EXTRACTED MATERIAL
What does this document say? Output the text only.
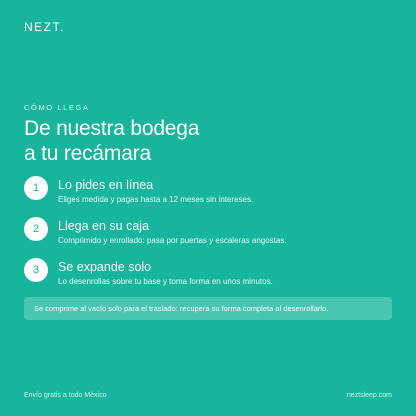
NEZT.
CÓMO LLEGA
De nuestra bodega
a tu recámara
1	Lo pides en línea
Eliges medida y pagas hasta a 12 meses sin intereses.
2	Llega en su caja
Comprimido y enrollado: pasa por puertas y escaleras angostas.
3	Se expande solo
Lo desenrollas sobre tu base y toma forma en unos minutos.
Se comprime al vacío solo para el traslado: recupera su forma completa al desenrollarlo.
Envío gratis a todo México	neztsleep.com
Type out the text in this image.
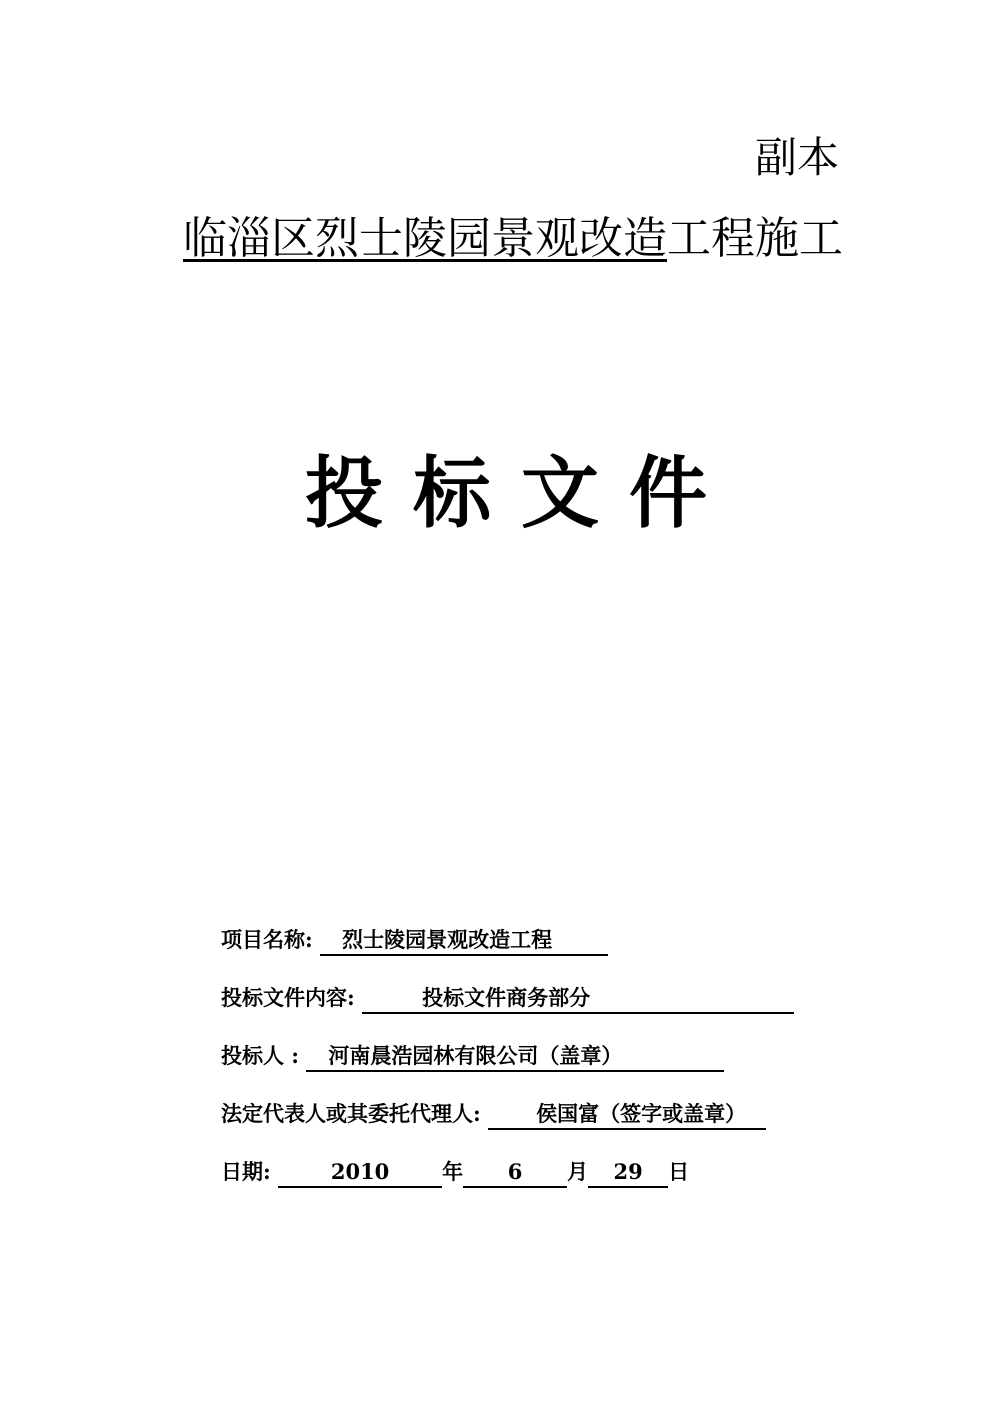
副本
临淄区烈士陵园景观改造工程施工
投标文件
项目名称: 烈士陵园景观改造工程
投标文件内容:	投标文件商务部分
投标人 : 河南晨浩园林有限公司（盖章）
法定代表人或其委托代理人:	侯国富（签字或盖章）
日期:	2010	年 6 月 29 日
==
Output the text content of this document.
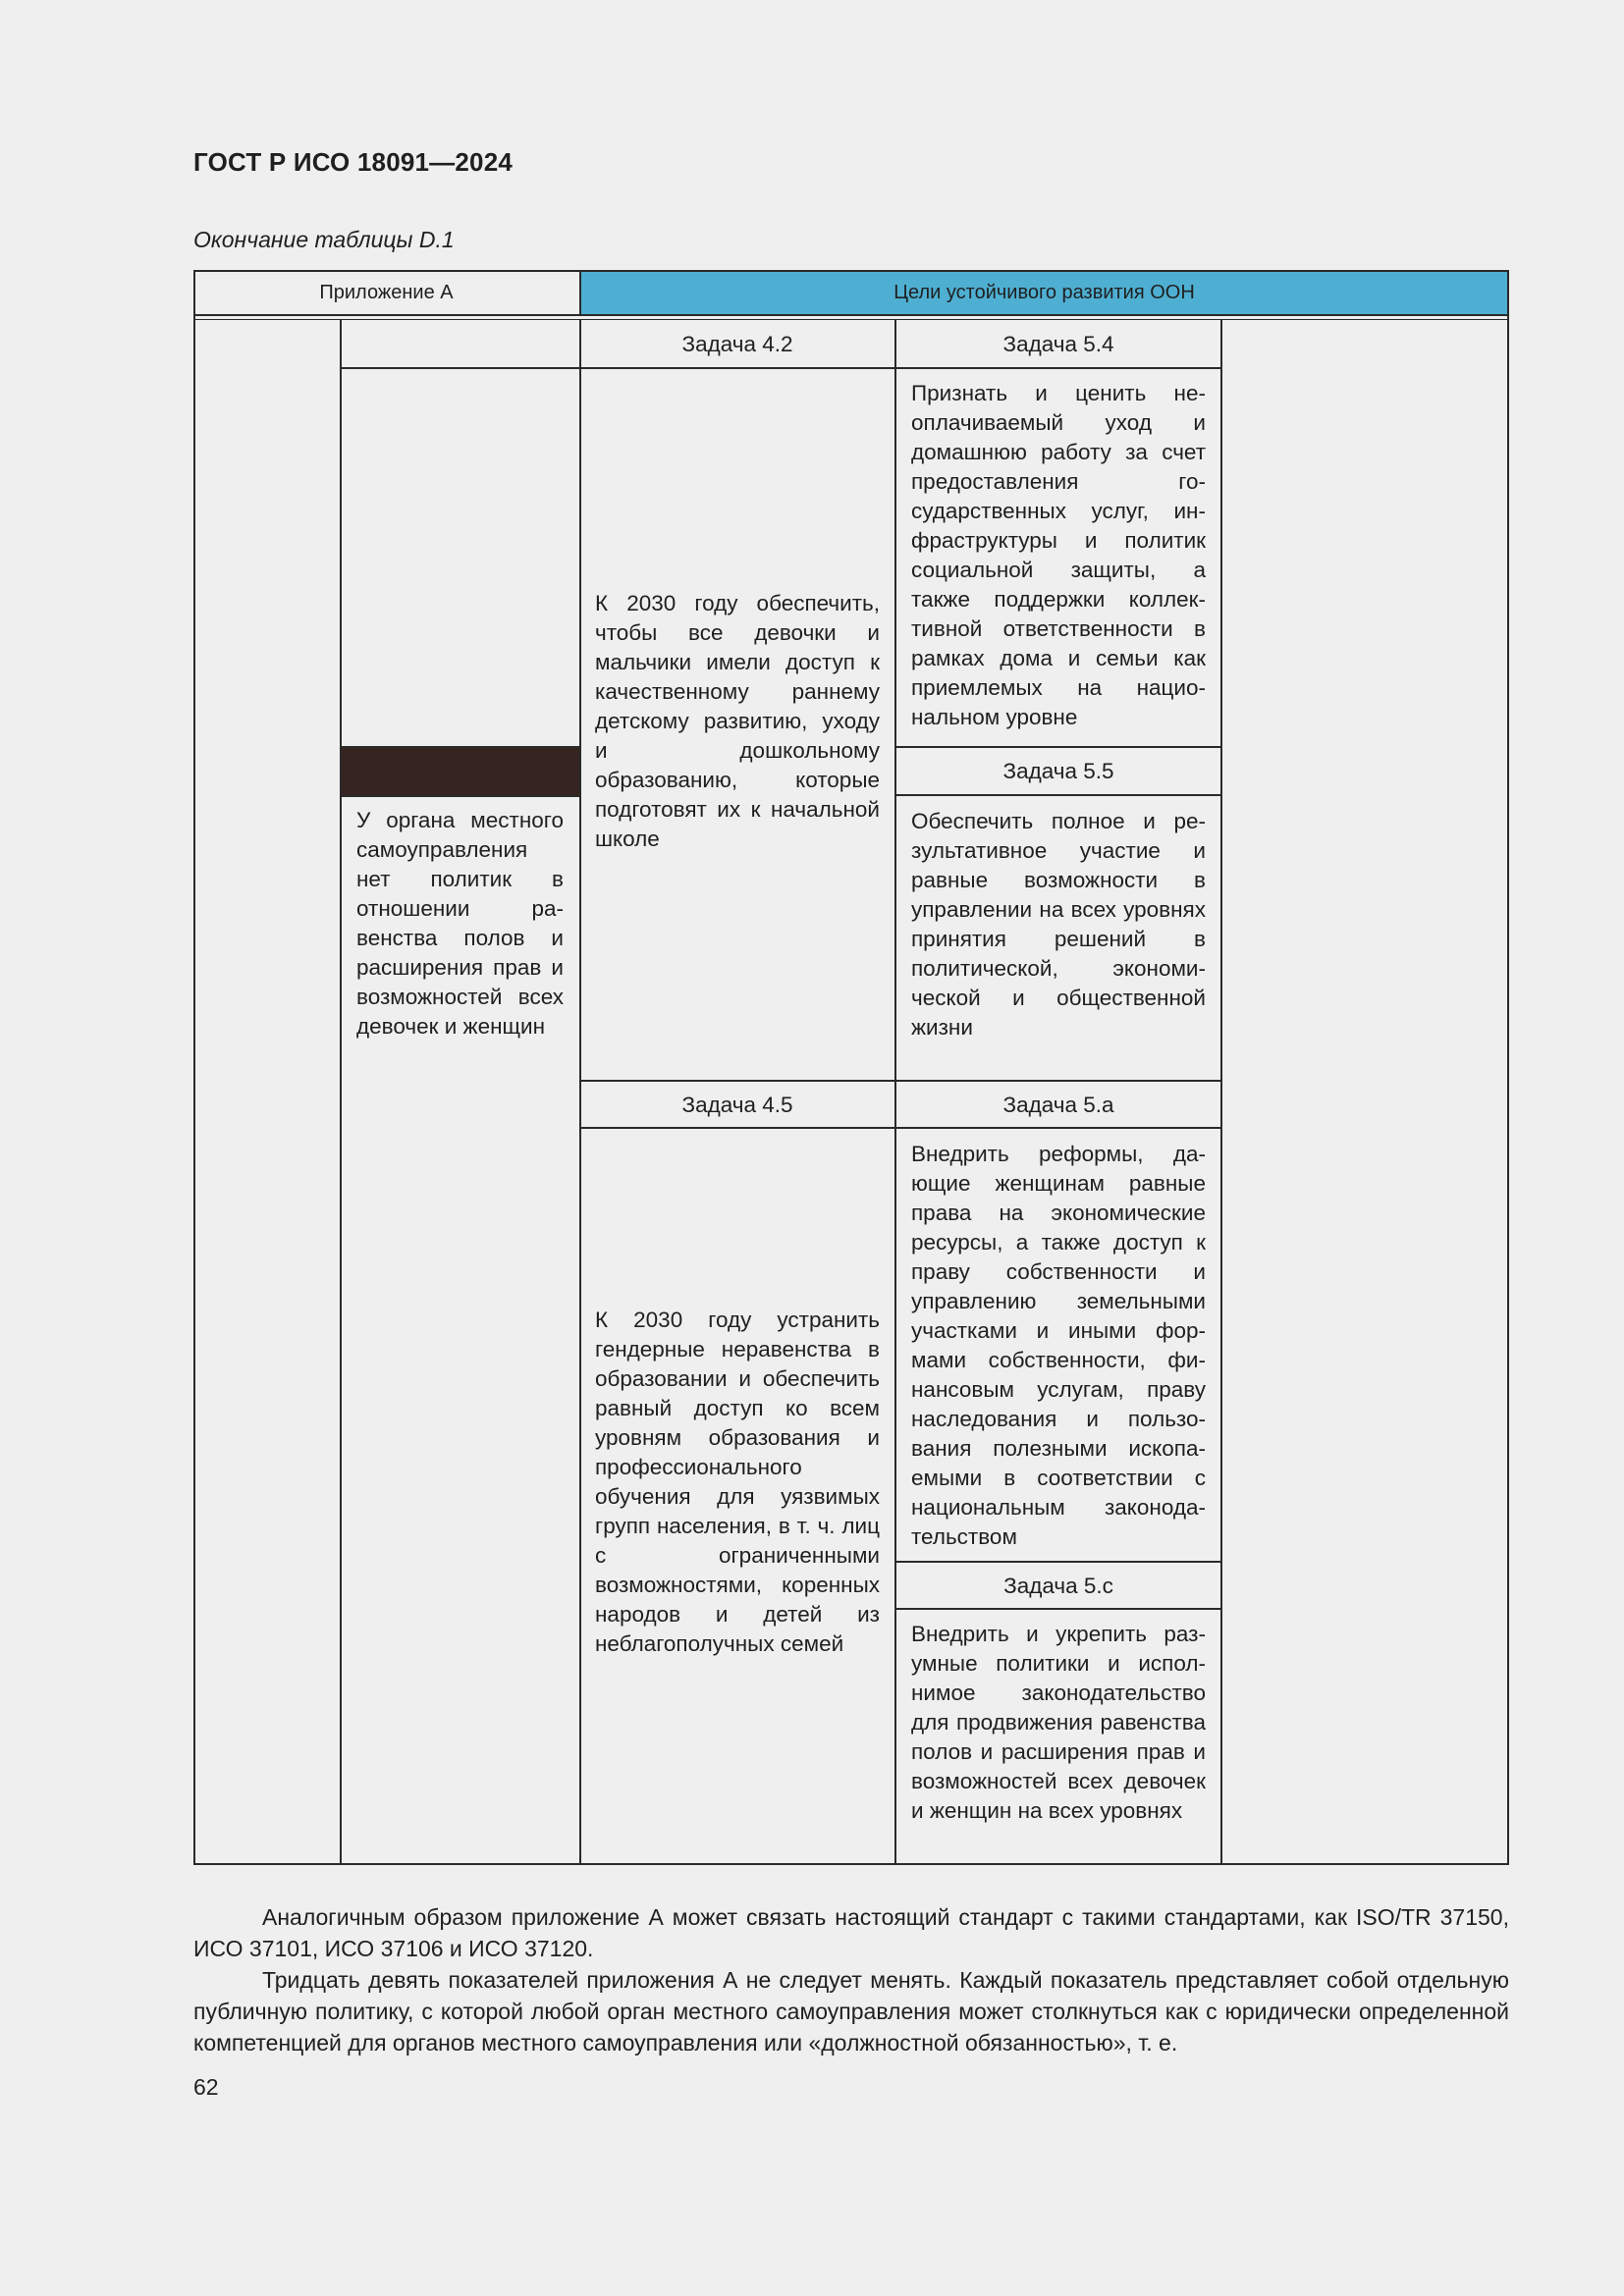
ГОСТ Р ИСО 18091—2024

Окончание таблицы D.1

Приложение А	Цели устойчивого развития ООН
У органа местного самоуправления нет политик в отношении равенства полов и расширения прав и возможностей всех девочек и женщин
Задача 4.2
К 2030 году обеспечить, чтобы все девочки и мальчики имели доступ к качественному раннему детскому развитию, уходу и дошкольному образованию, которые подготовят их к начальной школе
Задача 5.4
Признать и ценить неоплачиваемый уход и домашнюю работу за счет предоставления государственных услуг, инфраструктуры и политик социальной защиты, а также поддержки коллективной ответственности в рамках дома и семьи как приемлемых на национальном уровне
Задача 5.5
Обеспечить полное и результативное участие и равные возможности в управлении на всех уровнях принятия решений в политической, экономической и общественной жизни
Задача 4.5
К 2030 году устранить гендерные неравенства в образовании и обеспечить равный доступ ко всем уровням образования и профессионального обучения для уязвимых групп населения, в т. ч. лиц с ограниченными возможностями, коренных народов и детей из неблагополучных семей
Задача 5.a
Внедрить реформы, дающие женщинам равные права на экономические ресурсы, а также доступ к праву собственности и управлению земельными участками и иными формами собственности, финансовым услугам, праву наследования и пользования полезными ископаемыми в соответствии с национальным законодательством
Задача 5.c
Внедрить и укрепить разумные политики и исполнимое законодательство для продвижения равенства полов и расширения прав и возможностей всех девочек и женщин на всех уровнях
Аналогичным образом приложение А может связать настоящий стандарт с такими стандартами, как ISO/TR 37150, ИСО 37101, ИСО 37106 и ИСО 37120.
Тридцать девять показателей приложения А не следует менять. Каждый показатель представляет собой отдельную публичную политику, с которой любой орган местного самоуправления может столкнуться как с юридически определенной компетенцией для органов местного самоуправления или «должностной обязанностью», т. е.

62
---
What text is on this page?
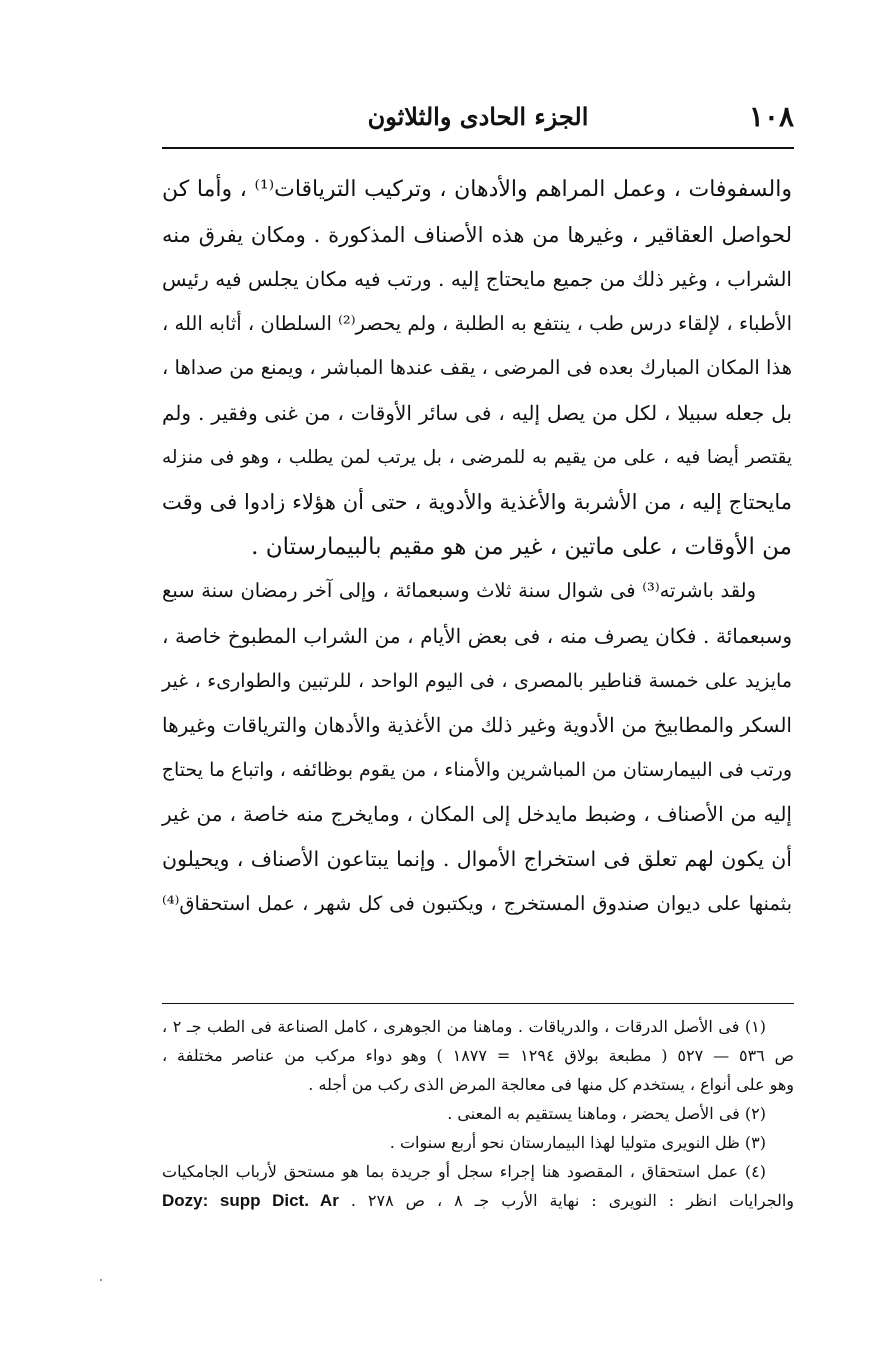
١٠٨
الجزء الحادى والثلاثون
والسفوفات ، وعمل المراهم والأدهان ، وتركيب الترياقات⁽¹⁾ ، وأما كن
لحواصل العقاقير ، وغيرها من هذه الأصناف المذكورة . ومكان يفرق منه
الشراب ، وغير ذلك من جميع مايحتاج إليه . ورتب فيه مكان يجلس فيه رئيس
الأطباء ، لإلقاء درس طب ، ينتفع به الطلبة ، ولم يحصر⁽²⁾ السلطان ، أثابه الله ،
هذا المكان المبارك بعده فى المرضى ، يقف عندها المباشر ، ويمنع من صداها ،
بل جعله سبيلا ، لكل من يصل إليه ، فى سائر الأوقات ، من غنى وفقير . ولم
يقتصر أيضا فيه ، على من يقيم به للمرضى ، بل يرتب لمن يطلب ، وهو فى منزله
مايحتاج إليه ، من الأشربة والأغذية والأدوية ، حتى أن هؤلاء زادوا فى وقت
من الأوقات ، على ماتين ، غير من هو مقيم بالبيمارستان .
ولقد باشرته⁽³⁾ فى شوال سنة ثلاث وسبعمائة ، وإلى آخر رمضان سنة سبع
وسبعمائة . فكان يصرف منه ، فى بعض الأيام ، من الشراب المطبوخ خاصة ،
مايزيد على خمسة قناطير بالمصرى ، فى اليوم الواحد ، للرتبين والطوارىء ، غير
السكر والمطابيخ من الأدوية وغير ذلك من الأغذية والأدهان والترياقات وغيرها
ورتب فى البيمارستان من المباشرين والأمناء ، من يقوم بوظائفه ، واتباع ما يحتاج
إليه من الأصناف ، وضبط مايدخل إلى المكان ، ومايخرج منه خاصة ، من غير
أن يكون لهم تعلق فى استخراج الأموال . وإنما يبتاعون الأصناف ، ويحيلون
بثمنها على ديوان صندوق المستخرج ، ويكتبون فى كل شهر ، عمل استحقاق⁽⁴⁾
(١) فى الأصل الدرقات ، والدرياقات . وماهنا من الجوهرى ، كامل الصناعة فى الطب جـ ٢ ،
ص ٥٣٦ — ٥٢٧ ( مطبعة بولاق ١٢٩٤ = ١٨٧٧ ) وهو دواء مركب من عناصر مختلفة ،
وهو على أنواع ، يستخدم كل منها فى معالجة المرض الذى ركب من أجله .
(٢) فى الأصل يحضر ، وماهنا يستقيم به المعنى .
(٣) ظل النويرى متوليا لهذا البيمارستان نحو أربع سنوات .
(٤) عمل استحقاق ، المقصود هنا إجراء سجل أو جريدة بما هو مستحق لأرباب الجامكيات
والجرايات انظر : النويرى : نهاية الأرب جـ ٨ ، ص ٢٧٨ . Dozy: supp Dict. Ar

WHAT IS NEEDED
In the records above, find each line that holds the word "الأوقات"; copy all such lines.

EXERCISE RESULT
بل جعله سبيلا ، لكل من يصل إليه ، فى سائر الأوقات ، من غنى وفقير . ولم
من الأوقات ، على ماتين ، غير من هو مقيم بالبيمارستان .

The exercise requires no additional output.